Extracted records
● ● ●

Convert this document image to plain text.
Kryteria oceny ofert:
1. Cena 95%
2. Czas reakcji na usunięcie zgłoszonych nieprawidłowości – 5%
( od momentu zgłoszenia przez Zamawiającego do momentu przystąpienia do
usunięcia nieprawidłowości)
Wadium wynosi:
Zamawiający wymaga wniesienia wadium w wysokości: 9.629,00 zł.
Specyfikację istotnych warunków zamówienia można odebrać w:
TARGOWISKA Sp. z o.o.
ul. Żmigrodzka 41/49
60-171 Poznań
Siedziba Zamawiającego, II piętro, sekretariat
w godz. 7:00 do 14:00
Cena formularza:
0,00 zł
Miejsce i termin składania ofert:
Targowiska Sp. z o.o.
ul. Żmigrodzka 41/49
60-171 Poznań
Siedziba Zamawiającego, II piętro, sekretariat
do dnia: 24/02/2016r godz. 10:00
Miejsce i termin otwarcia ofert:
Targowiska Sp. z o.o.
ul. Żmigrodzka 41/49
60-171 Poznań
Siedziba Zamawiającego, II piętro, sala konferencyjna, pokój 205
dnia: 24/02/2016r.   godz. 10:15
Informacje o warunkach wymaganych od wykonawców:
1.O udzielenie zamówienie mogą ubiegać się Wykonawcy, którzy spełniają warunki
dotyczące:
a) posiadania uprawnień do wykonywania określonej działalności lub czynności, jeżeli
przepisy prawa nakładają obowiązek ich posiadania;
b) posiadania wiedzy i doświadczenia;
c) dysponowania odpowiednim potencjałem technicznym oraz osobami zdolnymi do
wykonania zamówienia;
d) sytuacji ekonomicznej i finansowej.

● ● ●

* Exercise prompt: Write out all the data again, exactly as it appears.

* Solution for this problem:
Convert this document image to plain text.
Kryteria oceny ofert:
1. Cena 95%
2. Czas reakcji na usunięcie zgłoszonych nieprawidłowości – 5%
( od momentu zgłoszenia przez Zamawiającego do momentu przystąpienia do
usunięcia nieprawidłowości)
Wadium wynosi:
Zamawiający wymaga wniesienia wadium w wysokości: 9.629,00 zł.
Specyfikację istotnych warunków zamówienia można odebrać w:
TARGOWISKA Sp. z o.o.
ul. Żmigrodzka 41/49
60-171 Poznań
Siedziba Zamawiającego, II piętro, sekretariat
w godz. 7:00 do 14:00
Cena formularza:
0,00 zł
Miejsce i termin składania ofert:
Targowiska Sp. z o.o.
ul. Żmigrodzka 41/49
60-171 Poznań
Siedziba Zamawiającego, II piętro, sekretariat
do dnia: 24/02/2016r godz. 10:00
Miejsce i termin otwarcia ofert:
Targowiska Sp. z o.o.
ul. Żmigrodzka 41/49
60-171 Poznań
Siedziba Zamawiającego, II piętro, sala konferencyjna, pokój 205
dnia: 24/02/2016r.   godz. 10:15
Informacje o warunkach wymaganych od wykonawców:
1.O udzielenie zamówienie mogą ubiegać się Wykonawcy, którzy spełniają warunki
dotyczące:
a) posiadania uprawnień do wykonywania określonej działalności lub czynności, jeżeli
przepisy prawa nakładają obowiązek ich posiadania;
b) posiadania wiedzy i doświadczenia;
c) dysponowania odpowiednim potencjałem technicznym oraz osobami zdolnymi do
wykonania zamówienia;
d) sytuacji ekonomicznej i finansowej.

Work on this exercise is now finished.